__YOUR TASK__
Return all lines in the material below that contain "United".

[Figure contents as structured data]
══════════════════════════════
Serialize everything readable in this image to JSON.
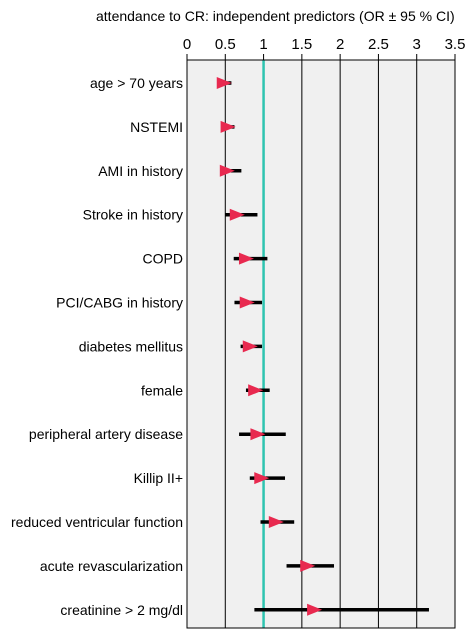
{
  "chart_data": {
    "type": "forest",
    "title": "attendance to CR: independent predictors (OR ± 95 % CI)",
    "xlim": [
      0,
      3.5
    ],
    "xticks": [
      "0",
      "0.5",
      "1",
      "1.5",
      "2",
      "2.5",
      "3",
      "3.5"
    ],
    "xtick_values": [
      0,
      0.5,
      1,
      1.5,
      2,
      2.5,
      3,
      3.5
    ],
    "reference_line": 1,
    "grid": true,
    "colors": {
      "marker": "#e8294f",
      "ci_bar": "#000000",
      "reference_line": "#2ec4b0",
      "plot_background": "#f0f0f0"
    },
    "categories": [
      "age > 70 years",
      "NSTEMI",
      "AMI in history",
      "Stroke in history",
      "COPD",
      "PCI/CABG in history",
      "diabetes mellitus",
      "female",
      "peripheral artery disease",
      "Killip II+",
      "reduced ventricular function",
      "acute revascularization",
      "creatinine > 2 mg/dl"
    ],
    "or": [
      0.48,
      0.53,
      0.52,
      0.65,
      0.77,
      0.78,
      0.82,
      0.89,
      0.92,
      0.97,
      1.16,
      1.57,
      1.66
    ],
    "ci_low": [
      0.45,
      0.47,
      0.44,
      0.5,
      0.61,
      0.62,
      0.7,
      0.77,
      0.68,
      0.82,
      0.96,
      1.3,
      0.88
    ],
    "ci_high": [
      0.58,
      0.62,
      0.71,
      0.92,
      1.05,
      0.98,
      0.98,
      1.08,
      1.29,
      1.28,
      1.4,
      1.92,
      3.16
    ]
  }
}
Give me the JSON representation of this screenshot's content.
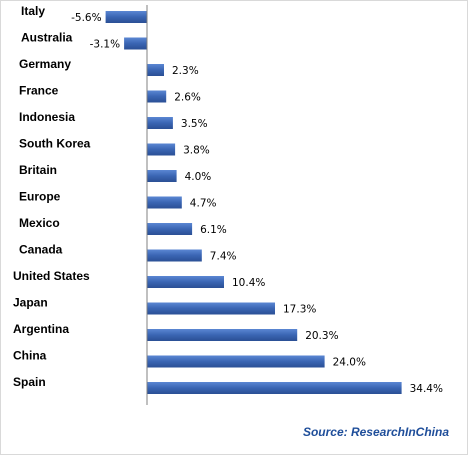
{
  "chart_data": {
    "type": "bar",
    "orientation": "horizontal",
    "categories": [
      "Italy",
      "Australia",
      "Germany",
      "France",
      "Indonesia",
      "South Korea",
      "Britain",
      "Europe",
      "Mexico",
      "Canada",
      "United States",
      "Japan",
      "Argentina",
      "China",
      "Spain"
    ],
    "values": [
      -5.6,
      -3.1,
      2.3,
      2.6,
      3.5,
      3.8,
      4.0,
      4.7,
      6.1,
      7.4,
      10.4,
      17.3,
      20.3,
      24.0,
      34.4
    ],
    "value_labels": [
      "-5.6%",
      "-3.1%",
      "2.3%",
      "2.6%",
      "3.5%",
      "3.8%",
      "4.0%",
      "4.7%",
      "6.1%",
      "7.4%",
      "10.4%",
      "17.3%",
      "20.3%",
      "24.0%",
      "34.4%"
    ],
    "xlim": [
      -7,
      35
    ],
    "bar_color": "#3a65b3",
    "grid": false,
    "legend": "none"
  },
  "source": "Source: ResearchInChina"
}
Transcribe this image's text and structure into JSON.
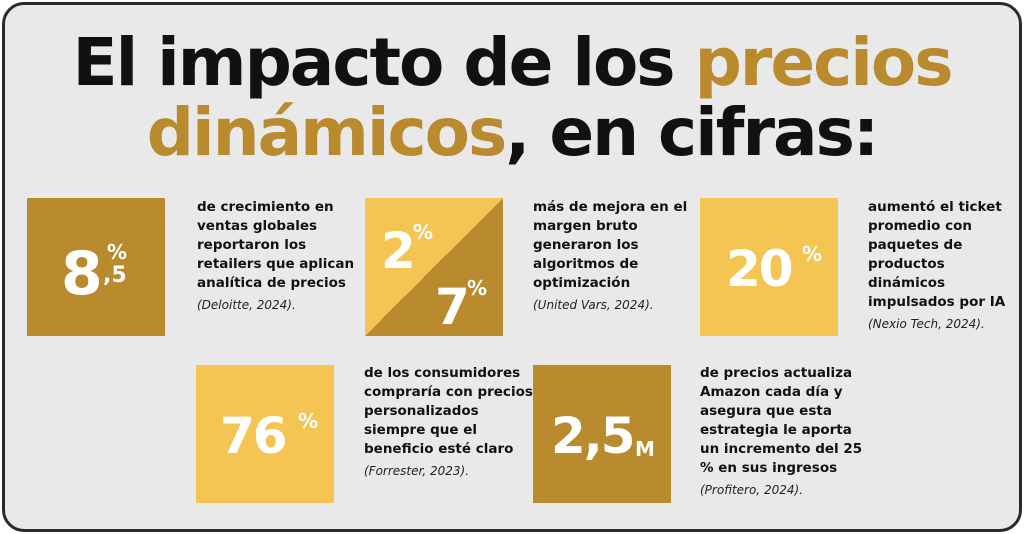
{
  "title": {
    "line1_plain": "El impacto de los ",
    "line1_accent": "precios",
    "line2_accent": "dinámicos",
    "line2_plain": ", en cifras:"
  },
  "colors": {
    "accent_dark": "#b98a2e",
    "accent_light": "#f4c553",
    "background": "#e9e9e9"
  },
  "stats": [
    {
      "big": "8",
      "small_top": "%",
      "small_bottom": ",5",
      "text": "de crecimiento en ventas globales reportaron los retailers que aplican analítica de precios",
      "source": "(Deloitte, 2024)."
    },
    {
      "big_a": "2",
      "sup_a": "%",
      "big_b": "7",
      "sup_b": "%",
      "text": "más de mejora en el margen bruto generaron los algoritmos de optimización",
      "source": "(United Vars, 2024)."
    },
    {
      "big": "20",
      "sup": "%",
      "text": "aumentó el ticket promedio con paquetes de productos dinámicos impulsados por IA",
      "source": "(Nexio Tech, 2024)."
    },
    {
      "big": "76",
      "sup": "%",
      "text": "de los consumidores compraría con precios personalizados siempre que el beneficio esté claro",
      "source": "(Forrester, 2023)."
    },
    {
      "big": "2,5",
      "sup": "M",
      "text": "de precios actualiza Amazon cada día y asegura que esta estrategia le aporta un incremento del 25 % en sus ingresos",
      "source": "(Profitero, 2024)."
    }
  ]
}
══════════════════════════════
__SOLUTION TO THIS EXERCISE__
      "United States",
      "source": "(United Vars, 2024)."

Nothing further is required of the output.